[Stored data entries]
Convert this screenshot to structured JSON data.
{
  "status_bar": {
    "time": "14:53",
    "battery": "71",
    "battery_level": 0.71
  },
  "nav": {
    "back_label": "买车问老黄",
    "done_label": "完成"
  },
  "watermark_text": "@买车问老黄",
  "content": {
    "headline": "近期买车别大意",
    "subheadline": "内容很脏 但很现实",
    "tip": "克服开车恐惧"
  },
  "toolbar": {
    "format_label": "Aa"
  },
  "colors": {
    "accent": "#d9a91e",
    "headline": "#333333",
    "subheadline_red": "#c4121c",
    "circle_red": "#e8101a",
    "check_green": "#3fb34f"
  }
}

*REQUIRED TASK*
Retype the material above, line by line, exactly.

*RESULT OF THIS EXERCISE*
Convert this screenshot to structured JSON data.
{
  "status_bar": {
    "time": "14:53",
    "battery": "71",
    "battery_level": 0.71
  },
  "nav": {
    "back_label": "买车问老黄",
    "done_label": "完成"
  },
  "watermark_text": "@买车问老黄",
  "content": {
    "headline": "近期买车别大意",
    "subheadline": "内容很脏 但很现实",
    "tip": "克服开车恐惧"
  },
  "toolbar": {
    "format_label": "Aa"
  },
  "colors": {
    "accent": "#d9a91e",
    "headline": "#333333",
    "subheadline_red": "#c4121c",
    "circle_red": "#e8101a",
    "check_green": "#3fb34f"
  }
}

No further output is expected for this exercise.